-- START TASK DATA --
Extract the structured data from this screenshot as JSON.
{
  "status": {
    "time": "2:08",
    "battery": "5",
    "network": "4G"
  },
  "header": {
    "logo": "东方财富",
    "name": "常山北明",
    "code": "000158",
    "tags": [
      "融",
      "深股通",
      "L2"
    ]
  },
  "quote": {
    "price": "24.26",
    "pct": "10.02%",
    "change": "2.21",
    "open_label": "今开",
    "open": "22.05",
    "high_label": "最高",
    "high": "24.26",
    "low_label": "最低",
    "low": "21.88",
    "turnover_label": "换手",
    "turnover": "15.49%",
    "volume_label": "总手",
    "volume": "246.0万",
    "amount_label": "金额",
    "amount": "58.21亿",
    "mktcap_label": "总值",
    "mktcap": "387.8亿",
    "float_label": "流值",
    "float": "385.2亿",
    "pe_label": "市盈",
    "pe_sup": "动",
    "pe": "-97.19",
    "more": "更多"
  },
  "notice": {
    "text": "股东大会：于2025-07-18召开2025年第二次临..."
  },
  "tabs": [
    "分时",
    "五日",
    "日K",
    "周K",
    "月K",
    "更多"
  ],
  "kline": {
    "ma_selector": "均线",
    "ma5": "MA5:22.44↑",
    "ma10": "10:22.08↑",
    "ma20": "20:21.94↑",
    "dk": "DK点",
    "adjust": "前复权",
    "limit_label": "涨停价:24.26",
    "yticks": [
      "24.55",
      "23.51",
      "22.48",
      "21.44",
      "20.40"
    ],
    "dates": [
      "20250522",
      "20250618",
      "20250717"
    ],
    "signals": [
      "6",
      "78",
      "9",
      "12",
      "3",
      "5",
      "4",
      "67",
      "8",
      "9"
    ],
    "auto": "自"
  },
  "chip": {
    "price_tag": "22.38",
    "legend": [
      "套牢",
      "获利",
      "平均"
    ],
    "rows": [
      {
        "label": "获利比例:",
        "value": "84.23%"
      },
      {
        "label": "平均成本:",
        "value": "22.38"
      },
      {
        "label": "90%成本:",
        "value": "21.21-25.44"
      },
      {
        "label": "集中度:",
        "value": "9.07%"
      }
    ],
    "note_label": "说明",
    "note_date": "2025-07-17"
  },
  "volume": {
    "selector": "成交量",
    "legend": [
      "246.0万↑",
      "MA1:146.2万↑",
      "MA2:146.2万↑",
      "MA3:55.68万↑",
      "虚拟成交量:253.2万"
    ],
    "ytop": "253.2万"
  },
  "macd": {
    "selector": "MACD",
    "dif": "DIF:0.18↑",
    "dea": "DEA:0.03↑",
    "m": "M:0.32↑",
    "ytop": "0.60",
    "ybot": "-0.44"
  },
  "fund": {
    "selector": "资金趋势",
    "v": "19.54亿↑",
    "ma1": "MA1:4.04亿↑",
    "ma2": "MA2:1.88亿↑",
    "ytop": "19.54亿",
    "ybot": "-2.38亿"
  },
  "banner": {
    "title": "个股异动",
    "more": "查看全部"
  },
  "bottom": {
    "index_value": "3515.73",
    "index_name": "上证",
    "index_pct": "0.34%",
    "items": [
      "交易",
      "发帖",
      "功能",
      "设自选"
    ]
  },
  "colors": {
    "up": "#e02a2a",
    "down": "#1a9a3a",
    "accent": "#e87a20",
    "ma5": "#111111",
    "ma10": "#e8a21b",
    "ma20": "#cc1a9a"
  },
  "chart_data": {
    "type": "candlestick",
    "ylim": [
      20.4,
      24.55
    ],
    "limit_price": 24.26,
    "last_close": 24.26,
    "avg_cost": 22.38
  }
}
-- END TASK DATA --
## EXERCISE GOAL
Write out every record shown above, word for word.

## PROBLEM SOLUTION
Extract the structured data from this screenshot as JSON.
{
  "status": {
    "time": "2:08",
    "battery": "5",
    "network": "4G"
  },
  "header": {
    "logo": "东方财富",
    "name": "常山北明",
    "code": "000158",
    "tags": [
      "融",
      "深股通",
      "L2"
    ]
  },
  "quote": {
    "price": "24.26",
    "pct": "10.02%",
    "change": "2.21",
    "open_label": "今开",
    "open": "22.05",
    "high_label": "最高",
    "high": "24.26",
    "low_label": "最低",
    "low": "21.88",
    "turnover_label": "换手",
    "turnover": "15.49%",
    "volume_label": "总手",
    "volume": "246.0万",
    "amount_label": "金额",
    "amount": "58.21亿",
    "mktcap_label": "总值",
    "mktcap": "387.8亿",
    "float_label": "流值",
    "float": "385.2亿",
    "pe_label": "市盈",
    "pe_sup": "动",
    "pe": "-97.19",
    "more": "更多"
  },
  "notice": {
    "text": "股东大会：于2025-07-18召开2025年第二次临..."
  },
  "tabs": [
    "分时",
    "五日",
    "日K",
    "周K",
    "月K",
    "更多"
  ],
  "kline": {
    "ma_selector": "均线",
    "ma5": "MA5:22.44↑",
    "ma10": "10:22.08↑",
    "ma20": "20:21.94↑",
    "dk": "DK点",
    "adjust": "前复权",
    "limit_label": "涨停价:24.26",
    "yticks": [
      "24.55",
      "23.51",
      "22.48",
      "21.44",
      "20.40"
    ],
    "dates": [
      "20250522",
      "20250618",
      "20250717"
    ],
    "signals": [
      "6",
      "78",
      "9",
      "12",
      "3",
      "5",
      "4",
      "67",
      "8",
      "9"
    ],
    "auto": "自"
  },
  "chip": {
    "price_tag": "22.38",
    "legend": [
      "套牢",
      "获利",
      "平均"
    ],
    "rows": [
      {
        "label": "获利比例:",
        "value": "84.23%"
      },
      {
        "label": "平均成本:",
        "value": "22.38"
      },
      {
        "label": "90%成本:",
        "value": "21.21-25.44"
      },
      {
        "label": "集中度:",
        "value": "9.07%"
      }
    ],
    "note_label": "说明",
    "note_date": "2025-07-17"
  },
  "volume": {
    "selector": "成交量",
    "legend": [
      "246.0万↑",
      "MA1:146.2万↑",
      "MA2:146.2万↑",
      "MA3:55.68万↑",
      "虚拟成交量:253.2万"
    ],
    "ytop": "253.2万"
  },
  "macd": {
    "selector": "MACD",
    "dif": "DIF:0.18↑",
    "dea": "DEA:0.03↑",
    "m": "M:0.32↑",
    "ytop": "0.60",
    "ybot": "-0.44"
  },
  "fund": {
    "selector": "资金趋势",
    "v": "19.54亿↑",
    "ma1": "MA1:4.04亿↑",
    "ma2": "MA2:1.88亿↑",
    "ytop": "19.54亿",
    "ybot": "-2.38亿"
  },
  "banner": {
    "title": "个股异动",
    "more": "查看全部"
  },
  "bottom": {
    "index_value": "3515.73",
    "index_name": "上证",
    "index_pct": "0.34%",
    "items": [
      "交易",
      "发帖",
      "功能",
      "设自选"
    ]
  },
  "colors": {
    "up": "#e02a2a",
    "down": "#1a9a3a",
    "accent": "#e87a20",
    "ma5": "#111111",
    "ma10": "#e8a21b",
    "ma20": "#cc1a9a"
  },
  "chart_data": {
    "type": "candlestick",
    "ylim": [
      20.4,
      24.55
    ],
    "limit_price": 24.26,
    "last_close": 24.26,
    "avg_cost": 22.38
  }
}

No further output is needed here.